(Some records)
━━━━━━

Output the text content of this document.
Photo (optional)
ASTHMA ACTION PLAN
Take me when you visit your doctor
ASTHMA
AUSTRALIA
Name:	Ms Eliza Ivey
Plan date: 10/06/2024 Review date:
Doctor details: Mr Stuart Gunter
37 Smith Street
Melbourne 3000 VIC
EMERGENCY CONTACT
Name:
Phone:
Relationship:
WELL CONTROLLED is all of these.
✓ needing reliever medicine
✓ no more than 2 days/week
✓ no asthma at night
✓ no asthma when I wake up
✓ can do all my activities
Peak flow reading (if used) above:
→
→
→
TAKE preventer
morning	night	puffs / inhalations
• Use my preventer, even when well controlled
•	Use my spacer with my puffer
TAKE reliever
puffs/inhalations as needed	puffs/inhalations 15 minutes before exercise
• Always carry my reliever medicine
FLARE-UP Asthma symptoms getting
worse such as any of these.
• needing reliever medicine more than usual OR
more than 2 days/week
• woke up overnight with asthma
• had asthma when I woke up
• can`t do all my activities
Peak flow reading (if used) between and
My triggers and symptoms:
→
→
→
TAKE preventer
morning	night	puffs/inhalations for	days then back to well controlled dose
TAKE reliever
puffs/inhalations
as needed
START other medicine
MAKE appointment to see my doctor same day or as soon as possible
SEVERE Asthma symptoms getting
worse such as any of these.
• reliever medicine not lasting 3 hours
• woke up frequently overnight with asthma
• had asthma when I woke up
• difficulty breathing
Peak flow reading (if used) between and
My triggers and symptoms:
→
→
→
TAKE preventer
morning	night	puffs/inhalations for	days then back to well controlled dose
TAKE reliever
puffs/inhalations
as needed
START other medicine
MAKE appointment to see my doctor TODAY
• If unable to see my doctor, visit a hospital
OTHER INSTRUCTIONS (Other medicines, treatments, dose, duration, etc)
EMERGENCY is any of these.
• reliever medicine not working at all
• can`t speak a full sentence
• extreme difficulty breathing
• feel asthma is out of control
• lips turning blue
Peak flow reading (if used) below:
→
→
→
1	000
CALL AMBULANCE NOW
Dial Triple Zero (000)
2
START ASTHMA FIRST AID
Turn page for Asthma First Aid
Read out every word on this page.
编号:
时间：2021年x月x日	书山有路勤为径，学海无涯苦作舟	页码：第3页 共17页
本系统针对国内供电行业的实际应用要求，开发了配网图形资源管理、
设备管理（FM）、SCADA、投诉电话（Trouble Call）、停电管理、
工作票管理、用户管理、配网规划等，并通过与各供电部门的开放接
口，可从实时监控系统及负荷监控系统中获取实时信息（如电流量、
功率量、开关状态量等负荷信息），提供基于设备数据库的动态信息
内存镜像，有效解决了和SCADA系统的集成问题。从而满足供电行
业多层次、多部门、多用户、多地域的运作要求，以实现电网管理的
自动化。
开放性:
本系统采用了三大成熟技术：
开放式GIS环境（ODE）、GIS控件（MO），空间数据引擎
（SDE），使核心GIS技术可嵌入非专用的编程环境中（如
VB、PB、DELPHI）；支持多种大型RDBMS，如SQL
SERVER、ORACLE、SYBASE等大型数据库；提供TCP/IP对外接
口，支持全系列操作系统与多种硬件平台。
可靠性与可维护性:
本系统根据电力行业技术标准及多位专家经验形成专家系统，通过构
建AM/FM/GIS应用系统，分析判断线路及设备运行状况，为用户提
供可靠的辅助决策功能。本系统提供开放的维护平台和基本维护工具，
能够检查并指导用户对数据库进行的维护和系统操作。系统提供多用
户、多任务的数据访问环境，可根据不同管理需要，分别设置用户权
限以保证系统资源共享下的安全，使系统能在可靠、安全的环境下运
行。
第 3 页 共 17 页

━━━━━━

# The exercise
Print all of the entries exactly as they appear.

# The solution
Output the text content of this document.
Photo (optional)
ASTHMA ACTION PLAN
Take me when you visit your doctor
ASTHMA
AUSTRALIA
Name:	Ms Eliza Ivey
Plan date: 10/06/2024 Review date:
Doctor details: Mr Stuart Gunter
37 Smith Street
Melbourne 3000 VIC
EMERGENCY CONTACT
Name:
Phone:
Relationship:
WELL CONTROLLED is all of these.
✓ needing reliever medicine
✓ no more than 2 days/week
✓ no asthma at night
✓ no asthma when I wake up
✓ can do all my activities
Peak flow reading (if used) above:
→
→
→
TAKE preventer
morning	night	puffs / inhalations
• Use my preventer, even when well controlled
•	Use my spacer with my puffer
TAKE reliever
puffs/inhalations as needed	puffs/inhalations 15 minutes before exercise
• Always carry my reliever medicine
FLARE-UP Asthma symptoms getting
worse such as any of these.
• needing reliever medicine more than usual OR
more than 2 days/week
• woke up overnight with asthma
• had asthma when I woke up
• can`t do all my activities
Peak flow reading (if used) between and
My triggers and symptoms:
→
→
→
TAKE preventer
morning	night	puffs/inhalations for	days then back to well controlled dose
TAKE reliever
puffs/inhalations
as needed
START other medicine
MAKE appointment to see my doctor same day or as soon as possible
SEVERE Asthma symptoms getting
worse such as any of these.
• reliever medicine not lasting 3 hours
• woke up frequently overnight with asthma
• had asthma when I woke up
• difficulty breathing
Peak flow reading (if used) between and
My triggers and symptoms:
→
→
→
TAKE preventer
morning	night	puffs/inhalations for	days then back to well controlled dose
TAKE reliever
puffs/inhalations
as needed
START other medicine
MAKE appointment to see my doctor TODAY
• If unable to see my doctor, visit a hospital
OTHER INSTRUCTIONS (Other medicines, treatments, dose, duration, etc)
EMERGENCY is any of these.
• reliever medicine not working at all
• can`t speak a full sentence
• extreme difficulty breathing
• feel asthma is out of control
• lips turning blue
Peak flow reading (if used) below:
→
→
→
1	000
CALL AMBULANCE NOW
Dial Triple Zero (000)
2
START ASTHMA FIRST AID
Turn page for Asthma First Aid
Read out every word on this page.
编号:
时间：2021年x月x日	书山有路勤为径，学海无涯苦作舟	页码：第3页 共17页
本系统针对国内供电行业的实际应用要求，开发了配网图形资源管理、
设备管理（FM）、SCADA、投诉电话（Trouble Call）、停电管理、
工作票管理、用户管理、配网规划等，并通过与各供电部门的开放接
口，可从实时监控系统及负荷监控系统中获取实时信息（如电流量、
功率量、开关状态量等负荷信息），提供基于设备数据库的动态信息
内存镜像，有效解决了和SCADA系统的集成问题。从而满足供电行
业多层次、多部门、多用户、多地域的运作要求，以实现电网管理的
自动化。
开放性:
本系统采用了三大成熟技术：
开放式GIS环境（ODE）、GIS控件（MO），空间数据引擎
（SDE），使核心GIS技术可嵌入非专用的编程环境中（如
VB、PB、DELPHI）；支持多种大型RDBMS，如SQL
SERVER、ORACLE、SYBASE等大型数据库；提供TCP/IP对外接
口，支持全系列操作系统与多种硬件平台。
可靠性与可维护性:
本系统根据电力行业技术标准及多位专家经验形成专家系统，通过构
建AM/FM/GIS应用系统，分析判断线路及设备运行状况，为用户提
供可靠的辅助决策功能。本系统提供开放的维护平台和基本维护工具，
能够检查并指导用户对数据库进行的维护和系统操作。系统提供多用
户、多任务的数据访问环境，可根据不同管理需要，分别设置用户权
限以保证系统资源共享下的安全，使系统能在可靠、安全的环境下运
行。
第 3 页 共 17 页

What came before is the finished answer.